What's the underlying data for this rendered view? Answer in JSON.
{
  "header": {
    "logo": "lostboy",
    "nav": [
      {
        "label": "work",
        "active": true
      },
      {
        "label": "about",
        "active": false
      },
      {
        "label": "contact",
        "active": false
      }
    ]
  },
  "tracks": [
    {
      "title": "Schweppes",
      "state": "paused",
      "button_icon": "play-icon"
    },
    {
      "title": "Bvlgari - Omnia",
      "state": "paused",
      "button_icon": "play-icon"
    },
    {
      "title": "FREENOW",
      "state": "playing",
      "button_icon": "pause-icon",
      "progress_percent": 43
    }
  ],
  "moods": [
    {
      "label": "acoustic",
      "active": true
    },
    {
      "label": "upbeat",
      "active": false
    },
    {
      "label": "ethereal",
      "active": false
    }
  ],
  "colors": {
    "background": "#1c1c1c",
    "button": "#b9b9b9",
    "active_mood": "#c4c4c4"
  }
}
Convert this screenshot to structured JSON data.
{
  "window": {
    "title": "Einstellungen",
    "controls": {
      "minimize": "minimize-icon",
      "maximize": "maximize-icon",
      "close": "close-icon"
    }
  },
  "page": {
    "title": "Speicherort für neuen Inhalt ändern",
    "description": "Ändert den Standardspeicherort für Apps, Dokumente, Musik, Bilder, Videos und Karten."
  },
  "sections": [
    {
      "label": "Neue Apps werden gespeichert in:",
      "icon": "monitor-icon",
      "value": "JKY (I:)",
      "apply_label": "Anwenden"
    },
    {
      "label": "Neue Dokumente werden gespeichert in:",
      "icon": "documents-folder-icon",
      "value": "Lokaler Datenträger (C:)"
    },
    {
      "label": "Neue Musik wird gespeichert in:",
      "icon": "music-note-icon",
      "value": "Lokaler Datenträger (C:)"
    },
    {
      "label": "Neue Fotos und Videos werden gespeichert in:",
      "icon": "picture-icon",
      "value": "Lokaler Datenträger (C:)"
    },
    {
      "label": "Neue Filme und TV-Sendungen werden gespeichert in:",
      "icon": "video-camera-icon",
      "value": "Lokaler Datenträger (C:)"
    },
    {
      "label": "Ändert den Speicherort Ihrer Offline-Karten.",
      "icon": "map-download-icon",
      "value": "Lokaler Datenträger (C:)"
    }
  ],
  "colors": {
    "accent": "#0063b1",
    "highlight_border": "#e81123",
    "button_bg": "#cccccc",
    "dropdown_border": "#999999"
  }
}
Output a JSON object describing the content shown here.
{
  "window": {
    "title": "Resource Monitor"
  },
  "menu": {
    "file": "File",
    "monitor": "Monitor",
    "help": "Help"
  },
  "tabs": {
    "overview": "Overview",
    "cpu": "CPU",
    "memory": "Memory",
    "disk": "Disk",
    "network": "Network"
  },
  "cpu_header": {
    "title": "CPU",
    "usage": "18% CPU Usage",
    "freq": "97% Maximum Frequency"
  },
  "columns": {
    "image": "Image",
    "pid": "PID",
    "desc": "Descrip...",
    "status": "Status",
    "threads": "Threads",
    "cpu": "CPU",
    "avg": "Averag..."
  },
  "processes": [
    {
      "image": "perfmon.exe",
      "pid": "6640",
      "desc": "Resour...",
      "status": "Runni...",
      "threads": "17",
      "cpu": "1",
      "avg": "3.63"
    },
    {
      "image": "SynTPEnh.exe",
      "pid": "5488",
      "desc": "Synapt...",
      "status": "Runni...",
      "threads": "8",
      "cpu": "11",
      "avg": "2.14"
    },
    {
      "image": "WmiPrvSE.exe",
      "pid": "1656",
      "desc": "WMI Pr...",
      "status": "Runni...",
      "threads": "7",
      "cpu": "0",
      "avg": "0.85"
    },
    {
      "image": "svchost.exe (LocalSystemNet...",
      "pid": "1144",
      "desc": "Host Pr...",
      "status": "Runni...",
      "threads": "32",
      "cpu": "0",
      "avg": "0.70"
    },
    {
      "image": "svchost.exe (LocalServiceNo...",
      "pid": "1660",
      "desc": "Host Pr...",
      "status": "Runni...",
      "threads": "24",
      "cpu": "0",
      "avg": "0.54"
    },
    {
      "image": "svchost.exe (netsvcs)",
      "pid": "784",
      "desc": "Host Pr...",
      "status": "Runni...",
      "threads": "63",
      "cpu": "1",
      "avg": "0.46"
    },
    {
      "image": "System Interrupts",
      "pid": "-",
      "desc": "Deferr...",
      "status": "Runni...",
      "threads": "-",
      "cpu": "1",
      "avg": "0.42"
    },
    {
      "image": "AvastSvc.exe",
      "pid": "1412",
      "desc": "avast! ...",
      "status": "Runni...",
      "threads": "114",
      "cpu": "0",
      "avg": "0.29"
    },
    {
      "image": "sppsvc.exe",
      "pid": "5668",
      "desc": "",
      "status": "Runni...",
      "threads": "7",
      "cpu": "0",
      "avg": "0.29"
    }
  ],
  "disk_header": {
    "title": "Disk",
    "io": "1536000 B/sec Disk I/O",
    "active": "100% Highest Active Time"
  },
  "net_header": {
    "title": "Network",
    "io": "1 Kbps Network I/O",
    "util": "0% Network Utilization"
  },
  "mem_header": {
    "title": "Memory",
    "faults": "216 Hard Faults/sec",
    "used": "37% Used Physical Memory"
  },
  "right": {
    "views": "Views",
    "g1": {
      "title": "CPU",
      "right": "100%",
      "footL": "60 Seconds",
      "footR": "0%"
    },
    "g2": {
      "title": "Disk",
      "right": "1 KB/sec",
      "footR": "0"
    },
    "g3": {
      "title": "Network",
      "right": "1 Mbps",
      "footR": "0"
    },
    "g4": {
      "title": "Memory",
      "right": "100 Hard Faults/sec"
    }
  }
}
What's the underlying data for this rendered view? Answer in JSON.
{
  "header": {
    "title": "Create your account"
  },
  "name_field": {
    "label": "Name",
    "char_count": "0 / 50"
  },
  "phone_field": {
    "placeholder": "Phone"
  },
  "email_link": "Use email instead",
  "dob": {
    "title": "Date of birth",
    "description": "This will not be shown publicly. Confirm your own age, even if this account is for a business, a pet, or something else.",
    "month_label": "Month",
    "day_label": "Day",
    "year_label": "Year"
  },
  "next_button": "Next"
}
········
[TASK OBJECTIVE] Find how many of the lines above have the word "svchost" in them. State only that number.

[RIGHT ANSWER] 3